- **WHAT IS EXPECTED**
Pull out every line below holding the word "spremenite".

- **DATA SUPPLIED**
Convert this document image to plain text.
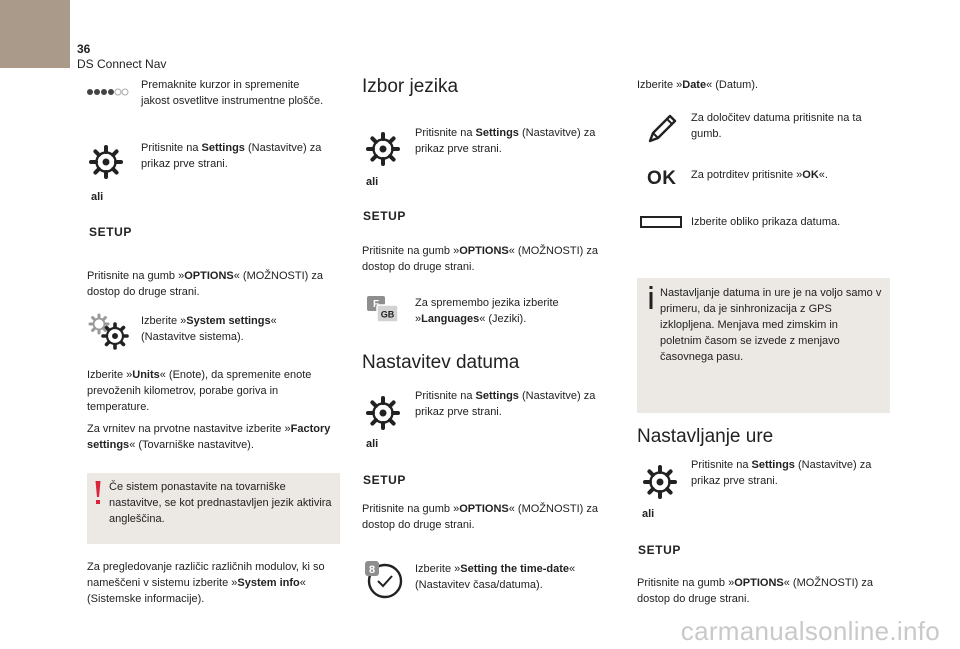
36
DS Connect Nav
Premaknite kurzor in spremenite jakost osvetlitve instrumentne plošče.
Pritisnite na Settings (Nastavitve) za prikaz prve strani.
ali
SETUP
Pritisnite na gumb »OPTIONS« (MOŽNOSTI) za dostop do druge strani.
Izberite »System settings« (Nastavitve sistema).
Izberite »Units« (Enote), da spremenite enote prevoženih kilometrov, porabe goriva in temperature.
Za vrnitev na prvotne nastavitve izberite »Factory settings« (Tovarniške nastavitve).
Če sistem ponastavite na tovarniške nastavitve, se kot prednastavljen jezik aktivira angleščina.
Za pregledovanje različic različnih modulov, ki so nameščeni v sistemu izberite »System info« (Sistemske informacije).
Izbor jezika
Pritisnite na Settings (Nastavitve) za prikaz prve strani.
ali
SETUP
Pritisnite na gumb »OPTIONS« (MOŽNOSTI) za dostop do druge strani.
F
GB
Za spremembo jezika izberite »Languages« (Jeziki).
Nastavitev datuma
Pritisnite na Settings (Nastavitve) za prikaz prve strani.
ali
SETUP
Pritisnite na gumb »OPTIONS« (MOŽNOSTI) za dostop do druge strani.
8	Izberite »Setting the time-date« (Nastavitev časa/datuma).
Izberite »Date« (Datum).
Za določitev datuma pritisnite na ta gumb.
OK Za potrditev pritisnite »OK«.
Izberite obliko prikaza datuma.
Nastavljanje datuma in ure je na voljo samo v primeru, da je sinhronizacija z GPS izklopljena. Menjava med zimskim in poletnim časom se izvede z menjavo časovnega pasu.
Nastavljanje ure
Pritisnite na Settings (Nastavitve) za prikaz prve strani.
ali
SETUP
Pritisnite na gumb »OPTIONS« (MOŽNOSTI) za dostop do druge strani.
carmanualsonline.info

- **FINAL ANSWER**
Premaknite kurzor in spremenite jakost osvetlitve instrumentne plošče.
Izberite »Units« (Enote), da spremenite enote prevoženih kilometrov, porabe goriva in temperature.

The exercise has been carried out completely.